Written exercise =>
Quote the records below word for word, from the start of the records through the line containing "290, 385, 338]".

(Bounding box records)
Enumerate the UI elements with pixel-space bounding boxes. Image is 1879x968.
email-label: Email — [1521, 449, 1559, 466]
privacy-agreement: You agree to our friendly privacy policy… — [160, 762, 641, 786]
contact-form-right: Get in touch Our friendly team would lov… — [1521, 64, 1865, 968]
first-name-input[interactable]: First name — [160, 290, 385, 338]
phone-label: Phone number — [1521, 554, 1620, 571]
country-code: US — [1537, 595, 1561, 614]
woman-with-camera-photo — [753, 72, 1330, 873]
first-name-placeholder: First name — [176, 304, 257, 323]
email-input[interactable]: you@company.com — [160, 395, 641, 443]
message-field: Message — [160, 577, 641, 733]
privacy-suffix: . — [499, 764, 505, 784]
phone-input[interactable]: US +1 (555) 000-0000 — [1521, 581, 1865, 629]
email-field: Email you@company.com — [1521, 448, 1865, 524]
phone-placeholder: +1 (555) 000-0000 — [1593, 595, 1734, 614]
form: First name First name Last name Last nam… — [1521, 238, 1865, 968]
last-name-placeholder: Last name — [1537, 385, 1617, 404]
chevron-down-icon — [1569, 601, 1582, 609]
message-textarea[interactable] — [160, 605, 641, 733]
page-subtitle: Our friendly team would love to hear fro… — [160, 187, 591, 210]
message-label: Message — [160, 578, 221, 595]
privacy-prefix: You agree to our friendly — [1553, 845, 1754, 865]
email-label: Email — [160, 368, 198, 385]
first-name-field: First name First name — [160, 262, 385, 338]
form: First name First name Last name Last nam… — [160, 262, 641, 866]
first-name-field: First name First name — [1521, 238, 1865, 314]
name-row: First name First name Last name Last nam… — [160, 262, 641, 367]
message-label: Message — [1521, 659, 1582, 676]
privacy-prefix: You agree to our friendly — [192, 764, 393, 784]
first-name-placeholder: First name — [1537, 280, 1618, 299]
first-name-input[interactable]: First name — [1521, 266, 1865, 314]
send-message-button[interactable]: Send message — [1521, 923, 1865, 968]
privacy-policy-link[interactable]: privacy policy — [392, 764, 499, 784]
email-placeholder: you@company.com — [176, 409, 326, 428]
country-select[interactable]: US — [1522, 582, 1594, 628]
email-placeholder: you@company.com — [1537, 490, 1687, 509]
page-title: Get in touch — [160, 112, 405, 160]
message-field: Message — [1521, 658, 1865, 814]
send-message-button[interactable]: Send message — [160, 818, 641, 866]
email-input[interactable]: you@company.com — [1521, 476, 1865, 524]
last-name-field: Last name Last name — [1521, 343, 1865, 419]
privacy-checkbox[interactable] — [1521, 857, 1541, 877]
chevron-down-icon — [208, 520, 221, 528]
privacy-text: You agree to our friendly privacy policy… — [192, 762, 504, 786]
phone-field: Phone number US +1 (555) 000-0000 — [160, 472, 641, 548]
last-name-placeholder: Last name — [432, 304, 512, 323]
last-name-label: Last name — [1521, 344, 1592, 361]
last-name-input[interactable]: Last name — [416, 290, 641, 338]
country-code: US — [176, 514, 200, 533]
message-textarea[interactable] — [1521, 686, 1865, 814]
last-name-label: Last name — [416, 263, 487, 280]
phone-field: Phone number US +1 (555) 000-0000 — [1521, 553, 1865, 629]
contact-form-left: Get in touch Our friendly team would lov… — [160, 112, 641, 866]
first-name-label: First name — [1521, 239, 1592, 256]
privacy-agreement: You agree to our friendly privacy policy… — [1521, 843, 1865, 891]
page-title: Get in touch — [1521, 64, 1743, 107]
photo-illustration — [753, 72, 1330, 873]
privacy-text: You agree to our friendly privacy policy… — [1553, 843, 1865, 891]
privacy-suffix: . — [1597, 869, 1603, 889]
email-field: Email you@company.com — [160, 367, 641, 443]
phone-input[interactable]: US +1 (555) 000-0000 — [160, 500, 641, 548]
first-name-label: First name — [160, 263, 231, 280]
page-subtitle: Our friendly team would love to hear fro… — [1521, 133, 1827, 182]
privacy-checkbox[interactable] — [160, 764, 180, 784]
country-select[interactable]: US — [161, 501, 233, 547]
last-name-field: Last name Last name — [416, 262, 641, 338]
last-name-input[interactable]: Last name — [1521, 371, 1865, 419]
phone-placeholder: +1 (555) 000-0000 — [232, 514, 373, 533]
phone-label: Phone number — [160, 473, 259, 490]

Expected answer =>
Enumerate the UI elements with pixel-space bounding boxes. Image is 1879x968.
email-label: Email — [1521, 449, 1559, 466]
privacy-agreement: You agree to our friendly privacy policy… — [160, 762, 641, 786]
contact-form-right: Get in touch Our friendly team would lov… — [1521, 64, 1865, 968]
first-name-input[interactable]: First name — [160, 290, 385, 338]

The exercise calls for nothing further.